- Written problem: Take every line from the listing below that contains "Glassware".

- Records provided:

◆ ◆ ◆

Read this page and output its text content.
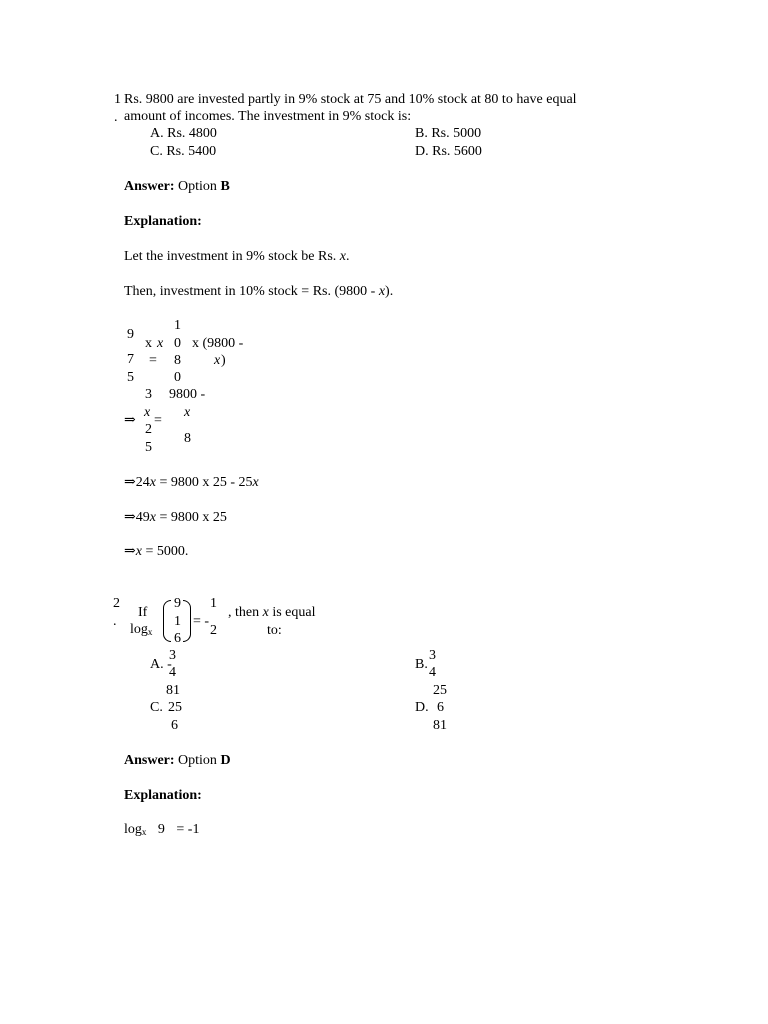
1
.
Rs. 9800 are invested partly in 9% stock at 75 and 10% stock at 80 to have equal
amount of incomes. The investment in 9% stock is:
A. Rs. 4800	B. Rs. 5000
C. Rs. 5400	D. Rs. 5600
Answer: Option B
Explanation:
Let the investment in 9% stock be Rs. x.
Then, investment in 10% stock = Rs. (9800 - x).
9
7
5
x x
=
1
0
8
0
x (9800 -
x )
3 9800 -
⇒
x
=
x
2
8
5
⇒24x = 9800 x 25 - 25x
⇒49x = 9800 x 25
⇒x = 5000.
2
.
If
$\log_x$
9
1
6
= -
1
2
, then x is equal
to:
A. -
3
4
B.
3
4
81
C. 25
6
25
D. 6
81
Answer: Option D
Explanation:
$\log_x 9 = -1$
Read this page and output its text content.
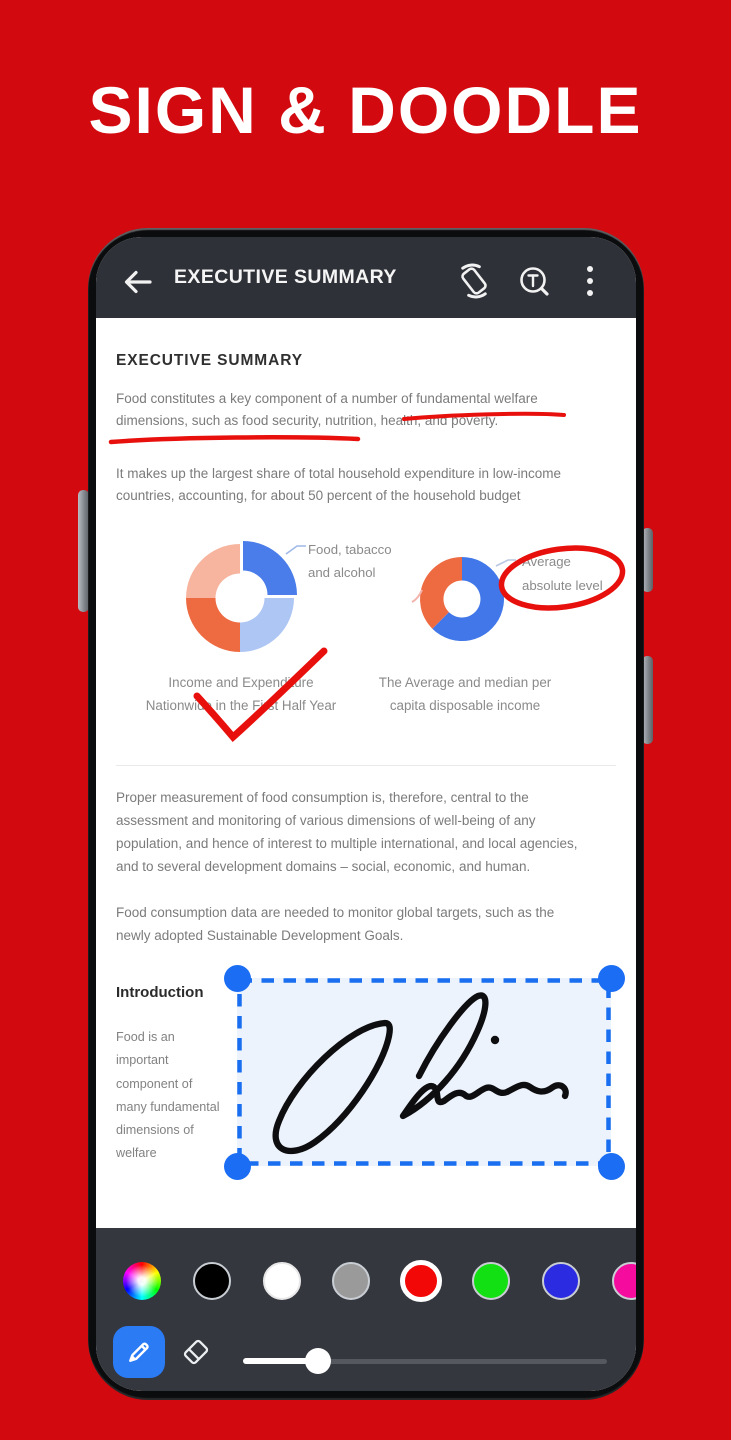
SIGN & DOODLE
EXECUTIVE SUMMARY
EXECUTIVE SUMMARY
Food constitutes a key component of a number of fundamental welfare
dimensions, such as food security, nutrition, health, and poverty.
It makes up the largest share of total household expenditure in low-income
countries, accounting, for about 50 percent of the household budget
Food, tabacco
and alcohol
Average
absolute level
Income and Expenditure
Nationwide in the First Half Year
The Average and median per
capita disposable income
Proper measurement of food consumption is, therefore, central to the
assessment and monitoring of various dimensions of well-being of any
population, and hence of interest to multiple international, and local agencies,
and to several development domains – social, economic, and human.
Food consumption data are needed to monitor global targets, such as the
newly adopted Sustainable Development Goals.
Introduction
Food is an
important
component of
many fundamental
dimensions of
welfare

◆ ◆ ◆

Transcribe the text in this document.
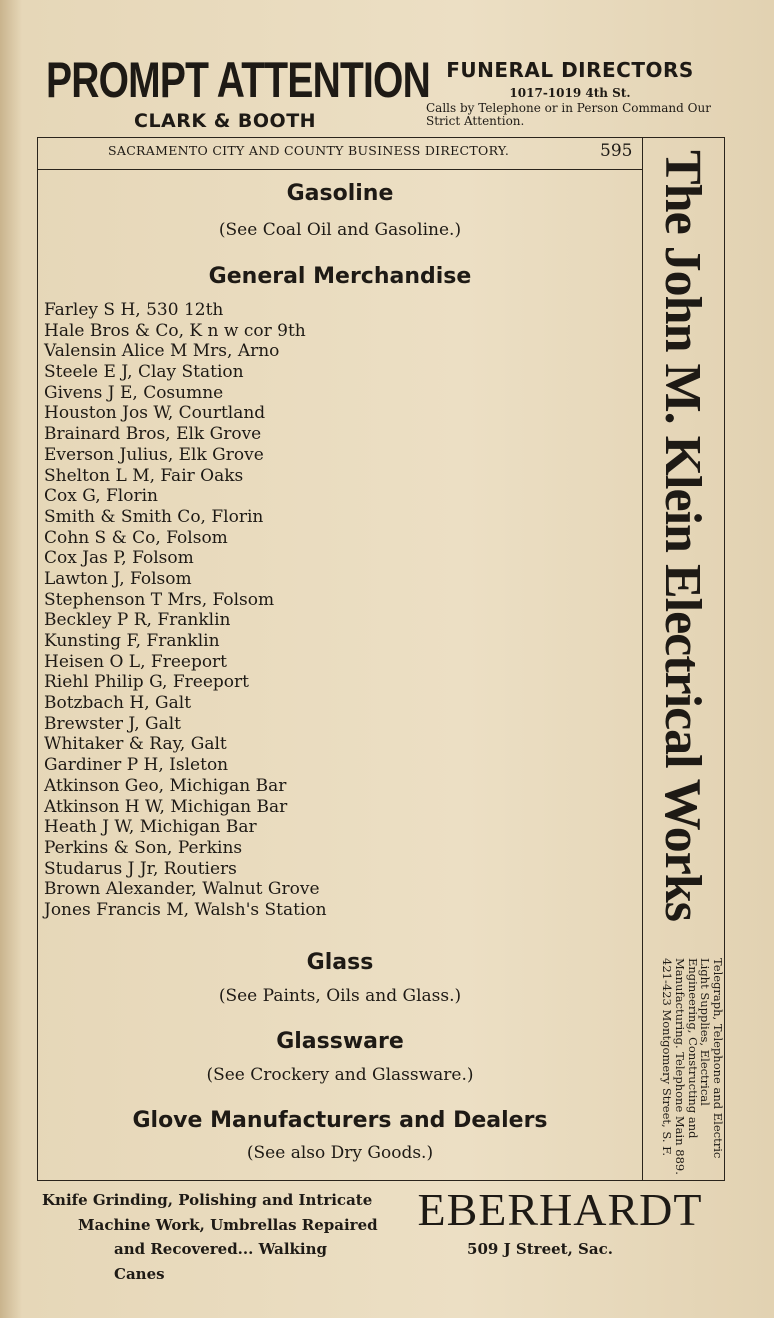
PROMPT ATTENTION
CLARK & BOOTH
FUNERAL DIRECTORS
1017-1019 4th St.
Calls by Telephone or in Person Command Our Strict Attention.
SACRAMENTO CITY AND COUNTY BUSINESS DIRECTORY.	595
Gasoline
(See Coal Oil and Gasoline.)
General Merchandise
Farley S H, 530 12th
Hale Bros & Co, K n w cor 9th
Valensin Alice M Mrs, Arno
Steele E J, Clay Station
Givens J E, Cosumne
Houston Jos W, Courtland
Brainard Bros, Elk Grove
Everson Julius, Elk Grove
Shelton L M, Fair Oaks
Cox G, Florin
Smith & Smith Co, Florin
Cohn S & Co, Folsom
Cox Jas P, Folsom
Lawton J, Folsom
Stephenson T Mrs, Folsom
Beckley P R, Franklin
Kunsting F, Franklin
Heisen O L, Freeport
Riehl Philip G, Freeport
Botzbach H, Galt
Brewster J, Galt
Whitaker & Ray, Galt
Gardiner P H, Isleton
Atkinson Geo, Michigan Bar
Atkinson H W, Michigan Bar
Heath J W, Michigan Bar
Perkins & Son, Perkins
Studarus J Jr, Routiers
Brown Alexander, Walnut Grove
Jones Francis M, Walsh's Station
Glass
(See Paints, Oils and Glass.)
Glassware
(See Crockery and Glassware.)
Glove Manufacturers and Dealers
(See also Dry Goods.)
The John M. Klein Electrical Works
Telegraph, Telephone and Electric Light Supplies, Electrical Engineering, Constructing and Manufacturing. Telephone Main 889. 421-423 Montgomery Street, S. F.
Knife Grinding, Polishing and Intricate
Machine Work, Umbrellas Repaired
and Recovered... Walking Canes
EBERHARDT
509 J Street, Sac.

◆ ◆ ◆

- Task solution:
Glassware
(See Crockery and Glassware.)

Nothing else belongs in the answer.